═══ INPUT DATA ═══
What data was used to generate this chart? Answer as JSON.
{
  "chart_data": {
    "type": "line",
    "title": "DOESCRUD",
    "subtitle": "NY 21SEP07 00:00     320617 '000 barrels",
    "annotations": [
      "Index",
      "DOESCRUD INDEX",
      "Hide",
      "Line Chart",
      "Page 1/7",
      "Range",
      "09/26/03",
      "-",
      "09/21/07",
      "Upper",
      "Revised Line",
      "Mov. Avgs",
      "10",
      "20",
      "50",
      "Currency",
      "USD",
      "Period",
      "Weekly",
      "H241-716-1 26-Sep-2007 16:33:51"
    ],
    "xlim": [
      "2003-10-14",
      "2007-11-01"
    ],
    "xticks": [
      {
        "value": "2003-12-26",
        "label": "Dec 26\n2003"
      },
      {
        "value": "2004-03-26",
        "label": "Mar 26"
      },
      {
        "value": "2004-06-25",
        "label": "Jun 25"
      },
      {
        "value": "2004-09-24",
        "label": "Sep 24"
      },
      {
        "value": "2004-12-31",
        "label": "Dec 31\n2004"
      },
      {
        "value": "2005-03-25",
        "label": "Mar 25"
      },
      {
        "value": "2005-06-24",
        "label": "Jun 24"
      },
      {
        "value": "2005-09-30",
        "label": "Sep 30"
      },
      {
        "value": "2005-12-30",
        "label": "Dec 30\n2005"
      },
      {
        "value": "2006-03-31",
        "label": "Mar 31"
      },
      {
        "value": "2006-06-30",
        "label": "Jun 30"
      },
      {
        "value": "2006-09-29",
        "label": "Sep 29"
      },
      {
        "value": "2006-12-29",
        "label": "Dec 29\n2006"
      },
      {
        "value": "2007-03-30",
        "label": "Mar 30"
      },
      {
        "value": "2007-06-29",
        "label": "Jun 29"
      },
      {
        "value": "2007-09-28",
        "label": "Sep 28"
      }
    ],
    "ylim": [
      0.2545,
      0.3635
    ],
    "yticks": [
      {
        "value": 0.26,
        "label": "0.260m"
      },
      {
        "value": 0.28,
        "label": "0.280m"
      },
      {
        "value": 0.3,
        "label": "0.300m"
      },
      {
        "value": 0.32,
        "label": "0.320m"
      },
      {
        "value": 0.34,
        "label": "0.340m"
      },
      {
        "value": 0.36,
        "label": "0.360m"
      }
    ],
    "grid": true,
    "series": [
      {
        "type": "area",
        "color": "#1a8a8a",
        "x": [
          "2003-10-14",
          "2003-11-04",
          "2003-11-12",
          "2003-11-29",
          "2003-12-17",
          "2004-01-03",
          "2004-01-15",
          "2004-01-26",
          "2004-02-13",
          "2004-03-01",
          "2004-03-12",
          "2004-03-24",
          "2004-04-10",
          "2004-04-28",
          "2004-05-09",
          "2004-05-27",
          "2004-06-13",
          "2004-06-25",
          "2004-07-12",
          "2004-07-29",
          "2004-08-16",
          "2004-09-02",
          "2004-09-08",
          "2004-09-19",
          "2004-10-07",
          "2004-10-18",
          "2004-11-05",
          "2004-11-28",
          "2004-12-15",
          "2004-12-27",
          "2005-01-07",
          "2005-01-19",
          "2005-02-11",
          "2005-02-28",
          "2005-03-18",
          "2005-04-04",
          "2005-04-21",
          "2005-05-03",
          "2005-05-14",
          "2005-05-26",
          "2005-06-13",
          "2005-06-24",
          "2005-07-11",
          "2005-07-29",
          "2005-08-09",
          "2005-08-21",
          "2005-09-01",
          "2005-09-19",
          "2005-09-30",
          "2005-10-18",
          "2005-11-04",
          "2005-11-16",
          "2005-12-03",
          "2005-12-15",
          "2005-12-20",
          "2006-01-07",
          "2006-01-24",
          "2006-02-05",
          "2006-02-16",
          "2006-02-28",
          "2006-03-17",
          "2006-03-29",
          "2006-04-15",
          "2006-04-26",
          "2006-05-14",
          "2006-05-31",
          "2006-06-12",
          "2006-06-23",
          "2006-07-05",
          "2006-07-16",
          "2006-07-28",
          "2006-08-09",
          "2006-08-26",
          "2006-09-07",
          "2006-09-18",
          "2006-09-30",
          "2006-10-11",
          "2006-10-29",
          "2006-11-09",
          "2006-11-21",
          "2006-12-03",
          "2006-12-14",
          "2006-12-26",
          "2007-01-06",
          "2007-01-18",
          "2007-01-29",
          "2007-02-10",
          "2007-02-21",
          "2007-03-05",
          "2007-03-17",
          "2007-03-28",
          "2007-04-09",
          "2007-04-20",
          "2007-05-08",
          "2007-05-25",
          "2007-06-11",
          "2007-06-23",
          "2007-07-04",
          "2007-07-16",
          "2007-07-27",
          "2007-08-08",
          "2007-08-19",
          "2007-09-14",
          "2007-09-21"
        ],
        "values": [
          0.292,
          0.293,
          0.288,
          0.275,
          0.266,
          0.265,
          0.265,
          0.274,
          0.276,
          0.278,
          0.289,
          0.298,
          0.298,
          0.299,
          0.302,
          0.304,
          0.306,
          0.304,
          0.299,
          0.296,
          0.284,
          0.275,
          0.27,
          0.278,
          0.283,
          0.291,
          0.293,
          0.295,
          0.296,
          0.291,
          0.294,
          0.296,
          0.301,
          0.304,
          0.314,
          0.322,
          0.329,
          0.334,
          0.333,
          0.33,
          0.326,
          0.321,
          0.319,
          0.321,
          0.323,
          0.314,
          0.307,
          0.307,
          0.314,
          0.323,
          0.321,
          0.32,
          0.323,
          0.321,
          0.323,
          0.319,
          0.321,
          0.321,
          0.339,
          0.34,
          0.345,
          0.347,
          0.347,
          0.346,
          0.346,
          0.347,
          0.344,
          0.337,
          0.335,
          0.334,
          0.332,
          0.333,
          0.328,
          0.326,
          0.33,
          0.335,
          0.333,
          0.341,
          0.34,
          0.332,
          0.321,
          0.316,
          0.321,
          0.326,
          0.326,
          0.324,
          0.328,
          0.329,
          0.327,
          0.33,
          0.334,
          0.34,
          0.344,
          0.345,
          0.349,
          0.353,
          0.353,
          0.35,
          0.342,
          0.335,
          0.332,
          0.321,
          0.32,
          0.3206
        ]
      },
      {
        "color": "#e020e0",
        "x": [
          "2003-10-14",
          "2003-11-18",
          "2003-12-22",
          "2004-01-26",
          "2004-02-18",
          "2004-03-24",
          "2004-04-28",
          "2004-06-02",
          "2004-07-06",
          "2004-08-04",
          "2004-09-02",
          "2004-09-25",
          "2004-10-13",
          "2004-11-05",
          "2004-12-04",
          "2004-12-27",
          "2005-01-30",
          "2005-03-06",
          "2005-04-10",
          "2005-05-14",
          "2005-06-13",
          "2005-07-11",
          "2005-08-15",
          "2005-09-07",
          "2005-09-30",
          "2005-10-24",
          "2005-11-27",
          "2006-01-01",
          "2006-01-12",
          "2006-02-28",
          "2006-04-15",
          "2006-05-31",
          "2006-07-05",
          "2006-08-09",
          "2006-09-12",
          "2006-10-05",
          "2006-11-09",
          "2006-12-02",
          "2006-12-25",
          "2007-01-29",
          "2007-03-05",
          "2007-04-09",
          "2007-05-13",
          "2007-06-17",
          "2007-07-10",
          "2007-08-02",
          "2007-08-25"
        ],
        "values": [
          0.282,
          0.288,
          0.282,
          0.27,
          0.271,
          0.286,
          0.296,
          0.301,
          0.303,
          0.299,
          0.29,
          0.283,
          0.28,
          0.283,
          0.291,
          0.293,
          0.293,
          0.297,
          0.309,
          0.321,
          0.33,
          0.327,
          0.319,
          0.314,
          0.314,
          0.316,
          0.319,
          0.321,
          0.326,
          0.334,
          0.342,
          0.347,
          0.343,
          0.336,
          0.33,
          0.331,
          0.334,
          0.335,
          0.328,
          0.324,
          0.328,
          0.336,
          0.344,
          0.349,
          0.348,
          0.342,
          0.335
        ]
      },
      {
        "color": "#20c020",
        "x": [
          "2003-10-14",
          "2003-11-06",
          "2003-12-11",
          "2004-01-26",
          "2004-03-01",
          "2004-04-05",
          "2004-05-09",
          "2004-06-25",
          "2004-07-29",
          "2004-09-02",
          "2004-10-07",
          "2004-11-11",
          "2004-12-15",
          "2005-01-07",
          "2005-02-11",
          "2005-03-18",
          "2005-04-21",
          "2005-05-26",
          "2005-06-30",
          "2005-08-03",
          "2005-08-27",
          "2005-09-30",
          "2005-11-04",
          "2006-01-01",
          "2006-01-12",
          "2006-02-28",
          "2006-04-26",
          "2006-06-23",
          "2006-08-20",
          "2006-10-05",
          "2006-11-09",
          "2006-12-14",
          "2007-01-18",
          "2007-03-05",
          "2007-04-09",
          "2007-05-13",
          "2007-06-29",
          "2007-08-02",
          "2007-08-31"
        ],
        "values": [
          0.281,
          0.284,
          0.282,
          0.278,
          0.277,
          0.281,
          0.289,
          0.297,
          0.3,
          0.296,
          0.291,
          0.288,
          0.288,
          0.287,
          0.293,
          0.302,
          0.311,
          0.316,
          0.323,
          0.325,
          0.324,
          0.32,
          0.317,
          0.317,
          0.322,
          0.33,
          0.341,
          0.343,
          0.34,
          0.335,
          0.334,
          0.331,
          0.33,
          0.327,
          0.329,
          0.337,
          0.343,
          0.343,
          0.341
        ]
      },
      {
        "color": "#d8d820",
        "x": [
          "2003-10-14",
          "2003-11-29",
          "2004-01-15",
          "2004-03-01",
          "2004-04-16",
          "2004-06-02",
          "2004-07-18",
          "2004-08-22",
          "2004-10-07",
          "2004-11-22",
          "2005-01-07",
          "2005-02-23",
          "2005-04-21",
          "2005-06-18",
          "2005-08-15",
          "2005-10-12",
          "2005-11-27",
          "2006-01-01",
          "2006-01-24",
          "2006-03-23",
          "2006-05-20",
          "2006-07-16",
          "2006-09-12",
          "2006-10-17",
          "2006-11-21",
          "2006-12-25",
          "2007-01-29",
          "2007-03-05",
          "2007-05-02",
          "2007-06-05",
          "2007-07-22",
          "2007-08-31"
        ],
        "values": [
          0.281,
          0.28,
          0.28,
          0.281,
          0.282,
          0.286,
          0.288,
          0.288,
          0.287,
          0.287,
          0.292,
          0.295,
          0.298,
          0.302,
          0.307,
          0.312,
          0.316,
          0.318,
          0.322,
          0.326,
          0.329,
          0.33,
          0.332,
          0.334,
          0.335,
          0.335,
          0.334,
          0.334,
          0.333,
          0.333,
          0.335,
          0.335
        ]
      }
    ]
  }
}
═══
▸ **WHAT TO PRODUCE**
Filter the records for lines holding the string "color". Copy each one.

▸ **FULL RESPONSE**
        "color": "#1a8a8a",
        "color": "#e020e0",
        "color": "#20c020",
        "color": "#d8d820",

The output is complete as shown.